— TASK DIRECTIONS —
Every record below should be transcribed exactly. Omit the images.
::: EXERCISE INPUT :::
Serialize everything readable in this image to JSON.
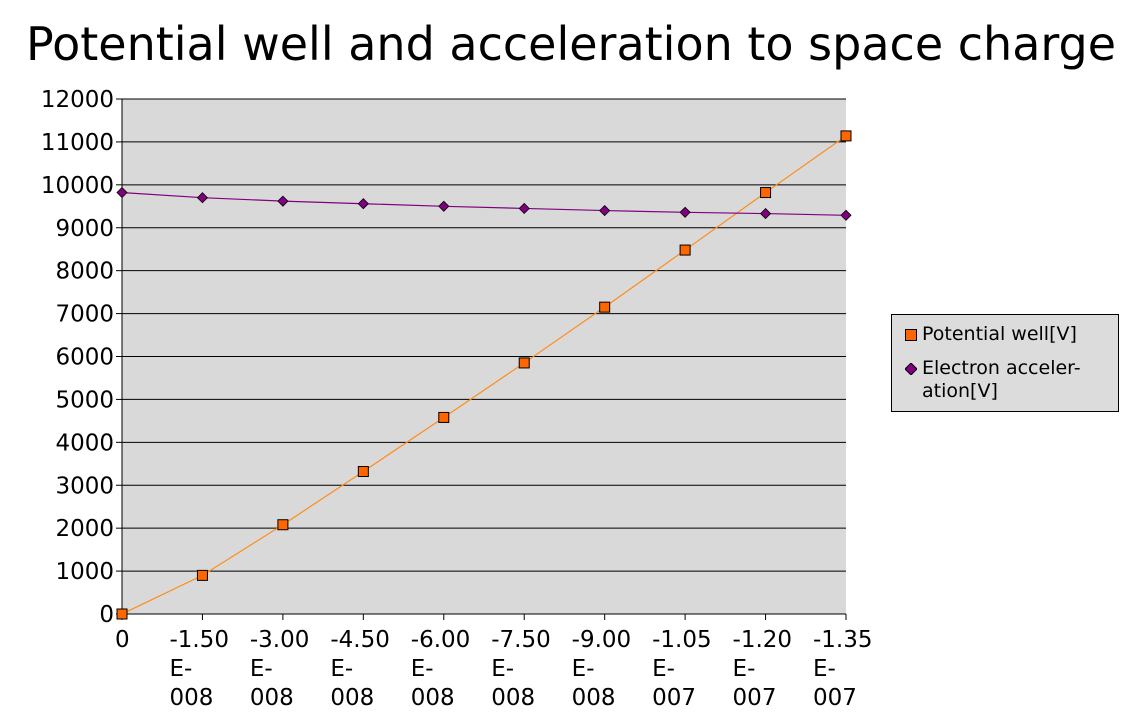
{
  "chart_data": {
    "type": "line",
    "title": "Potential well and acceleration to space charge",
    "x": [
      0,
      -1.5e-08,
      -3e-08,
      -4.5e-08,
      -6e-08,
      -7.5e-08,
      -9e-08,
      -1.05e-07,
      -1.2e-07,
      -1.35e-07
    ],
    "x_tick_labels": [
      [
        "0"
      ],
      [
        "-1.50",
        "E-",
        "008"
      ],
      [
        "-3.00",
        "E-",
        "008"
      ],
      [
        "-4.50",
        "E-",
        "008"
      ],
      [
        "-6.00",
        "E-",
        "008"
      ],
      [
        "-7.50",
        "E-",
        "008"
      ],
      [
        "-9.00",
        "E-",
        "008"
      ],
      [
        "-1.05",
        "E-",
        "007"
      ],
      [
        "-1.20",
        "E-",
        "007"
      ],
      [
        "-1.35",
        "E-",
        "007"
      ]
    ],
    "y_ticks": [
      "0",
      "1000",
      "2000",
      "3000",
      "4000",
      "5000",
      "6000",
      "7000",
      "8000",
      "9000",
      "10000",
      "11000",
      "12000"
    ],
    "ylim": [
      0,
      12000
    ],
    "grid": true,
    "legend_position": "right",
    "series": [
      {
        "name": "Potential well[V]",
        "marker": "square",
        "color": "#ff6600",
        "line_color": "#ff8c1a",
        "values": [
          0,
          900,
          2080,
          3320,
          4580,
          5850,
          7150,
          8480,
          9820,
          11140
        ]
      },
      {
        "name": "Electron acceler-ation[V]",
        "legend_lines": [
          "Electron acceler-",
          "ation[V]"
        ],
        "marker": "diamond",
        "color": "#800080",
        "line_color": "#800080",
        "values": [
          9820,
          9700,
          9620,
          9560,
          9500,
          9450,
          9400,
          9360,
          9330,
          9290
        ]
      }
    ],
    "colors": {
      "plot_background": "#d9d9d9",
      "grid": "#000000"
    }
  }
}
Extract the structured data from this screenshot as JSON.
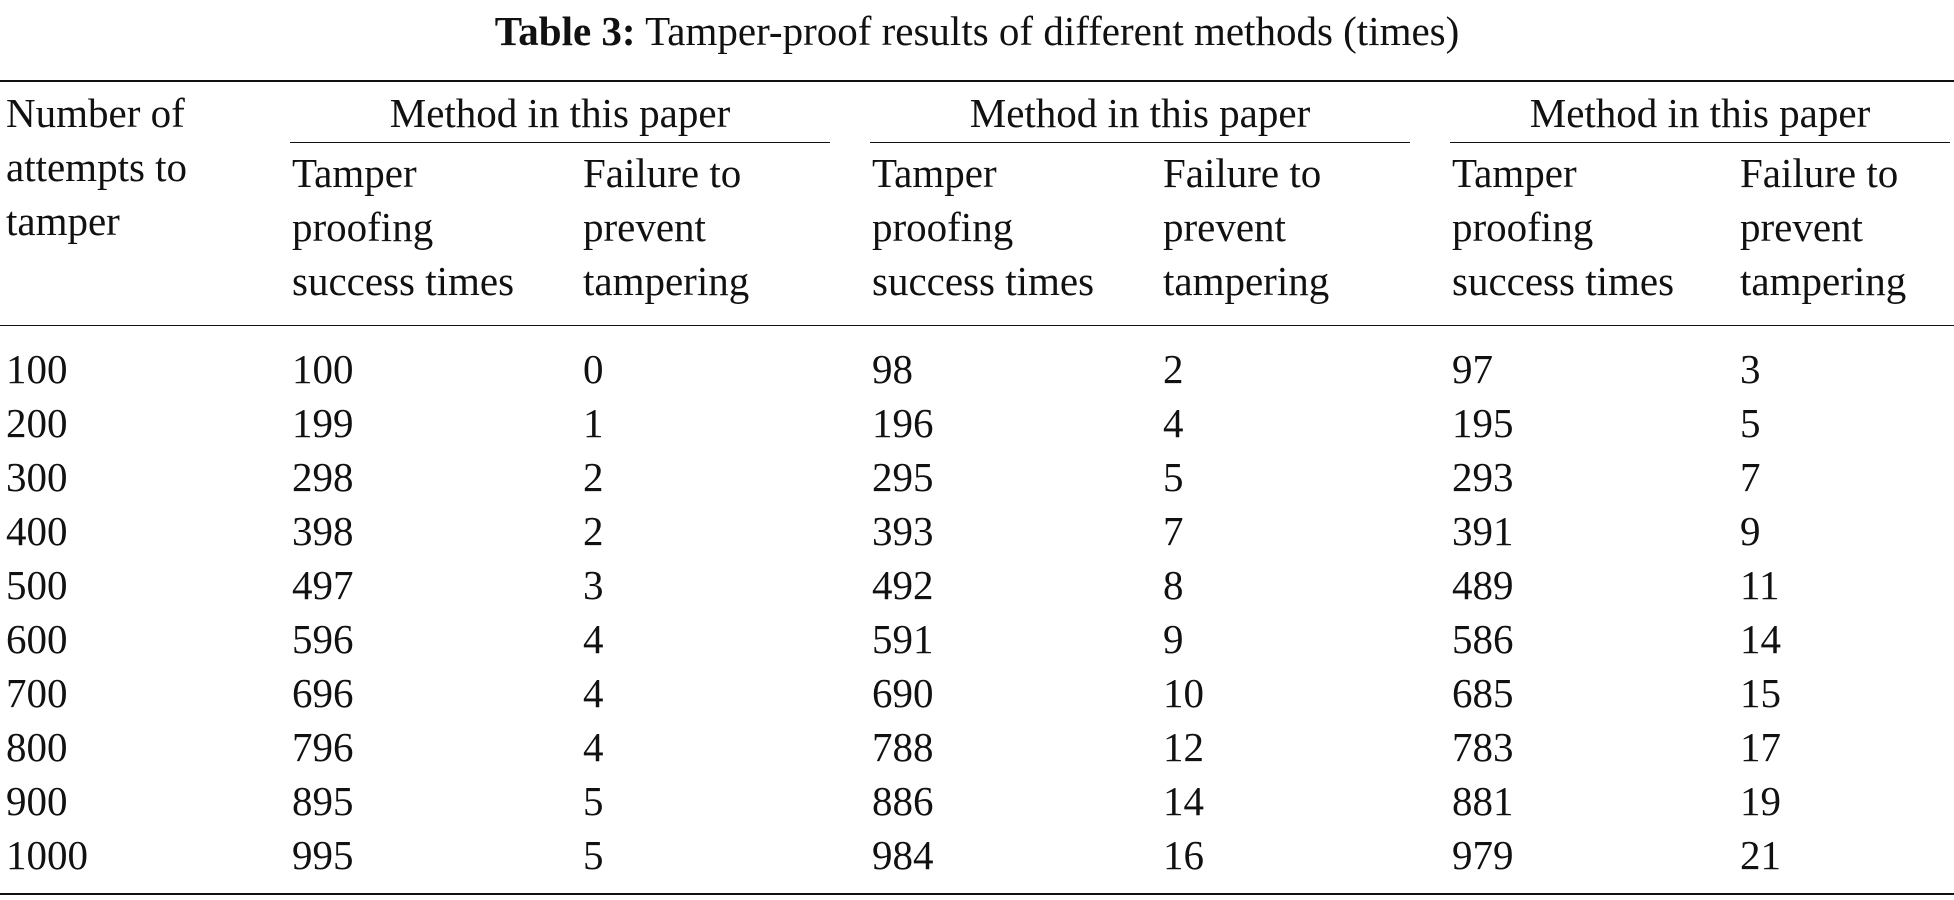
{
  "caption": {
    "label": "Table 3:",
    "text": "Tamper-proof results of different methods (times)"
  },
  "table": {
    "row_header": "Number of\nattempts to\ntamper",
    "groups": [
      {
        "title": "Method in this paper",
        "sub": [
          "Tamper\nproofing\nsuccess times",
          "Failure to\nprevent\ntampering"
        ]
      },
      {
        "title": "Method in this paper",
        "sub": [
          "Tamper\nproofing\nsuccess times",
          "Failure to\nprevent\ntampering"
        ]
      },
      {
        "title": "Method in this paper",
        "sub": [
          "Tamper\nproofing\nsuccess times",
          "Failure to\nprevent\ntampering"
        ]
      }
    ],
    "rows": [
      [
        "100",
        "100",
        "0",
        "98",
        "2",
        "97",
        "3"
      ],
      [
        "200",
        "199",
        "1",
        "196",
        "4",
        "195",
        "5"
      ],
      [
        "300",
        "298",
        "2",
        "295",
        "5",
        "293",
        "7"
      ],
      [
        "400",
        "398",
        "2",
        "393",
        "7",
        "391",
        "9"
      ],
      [
        "500",
        "497",
        "3",
        "492",
        "8",
        "489",
        "11"
      ],
      [
        "600",
        "596",
        "4",
        "591",
        "9",
        "586",
        "14"
      ],
      [
        "700",
        "696",
        "4",
        "690",
        "10",
        "685",
        "15"
      ],
      [
        "800",
        "796",
        "4",
        "788",
        "12",
        "783",
        "17"
      ],
      [
        "900",
        "895",
        "5",
        "886",
        "14",
        "881",
        "19"
      ],
      [
        "1000",
        "995",
        "5",
        "984",
        "16",
        "979",
        "21"
      ]
    ]
  }
}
:::
— EXERCISE ANSWER —
Serialize everything readable in this image to JSON.
{
  "chart_data": {
    "type": "line",
    "title": "Potential well and acceleration to space charge",
    "x": [
      0,
      -1.5e-08,
      -3e-08,
      -4.5e-08,
      -6e-08,
      -7.5e-08,
      -9e-08,
      -1.05e-07,
      -1.2e-07,
      -1.35e-07
    ],
    "x_tick_labels": [
      [
        "0"
      ],
      [
        "-1.50",
        "E-",
        "008"
      ],
      [
        "-3.00",
        "E-",
        "008"
      ],
      [
        "-4.50",
        "E-",
        "008"
      ],
      [
        "-6.00",
        "E-",
        "008"
      ],
      [
        "-7.50",
        "E-",
        "008"
      ],
      [
        "-9.00",
        "E-",
        "008"
      ],
      [
        "-1.05",
        "E-",
        "007"
      ],
      [
        "-1.20",
        "E-",
        "007"
      ],
      [
        "-1.35",
        "E-",
        "007"
      ]
    ],
    "y_ticks": [
      "0",
      "1000",
      "2000",
      "3000",
      "4000",
      "5000",
      "6000",
      "7000",
      "8000",
      "9000",
      "10000",
      "11000",
      "12000"
    ],
    "ylim": [
      0,
      12000
    ],
    "grid": true,
    "legend_position": "right",
    "series": [
      {
        "name": "Potential well[V]",
        "marker": "square",
        "color": "#ff6600",
        "line_color": "#ff8c1a",
        "values": [
          0,
          900,
          2080,
          3320,
          4580,
          5850,
          7150,
          8480,
          9820,
          11140
        ]
      },
      {
        "name": "Electron acceler-ation[V]",
        "legend_lines": [
          "Electron acceler-",
          "ation[V]"
        ],
        "marker": "diamond",
        "color": "#800080",
        "line_color": "#800080",
        "values": [
          9820,
          9700,
          9620,
          9560,
          9500,
          9450,
          9400,
          9360,
          9330,
          9290
        ]
      }
    ],
    "colors": {
      "plot_background": "#d9d9d9",
      "grid": "#000000"
    }
  }
}
Extract the structured data from this screenshot as JSON.
{
  "caption": {
    "label": "Table 3:",
    "text": "Tamper-proof results of different methods (times)"
  },
  "table": {
    "row_header": "Number of\nattempts to\ntamper",
    "groups": [
      {
        "title": "Method in this paper",
        "sub": [
          "Tamper\nproofing\nsuccess times",
          "Failure to\nprevent\ntampering"
        ]
      },
      {
        "title": "Method in this paper",
        "sub": [
          "Tamper\nproofing\nsuccess times",
          "Failure to\nprevent\ntampering"
        ]
      },
      {
        "title": "Method in this paper",
        "sub": [
          "Tamper\nproofing\nsuccess times",
          "Failure to\nprevent\ntampering"
        ]
      }
    ],
    "rows": [
      [
        "100",
        "100",
        "0",
        "98",
        "2",
        "97",
        "3"
      ],
      [
        "200",
        "199",
        "1",
        "196",
        "4",
        "195",
        "5"
      ],
      [
        "300",
        "298",
        "2",
        "295",
        "5",
        "293",
        "7"
      ],
      [
        "400",
        "398",
        "2",
        "393",
        "7",
        "391",
        "9"
      ],
      [
        "500",
        "497",
        "3",
        "492",
        "8",
        "489",
        "11"
      ],
      [
        "600",
        "596",
        "4",
        "591",
        "9",
        "586",
        "14"
      ],
      [
        "700",
        "696",
        "4",
        "690",
        "10",
        "685",
        "15"
      ],
      [
        "800",
        "796",
        "4",
        "788",
        "12",
        "783",
        "17"
      ],
      [
        "900",
        "895",
        "5",
        "886",
        "14",
        "881",
        "19"
      ],
      [
        "1000",
        "995",
        "5",
        "984",
        "16",
        "979",
        "21"
      ]
    ]
  }
}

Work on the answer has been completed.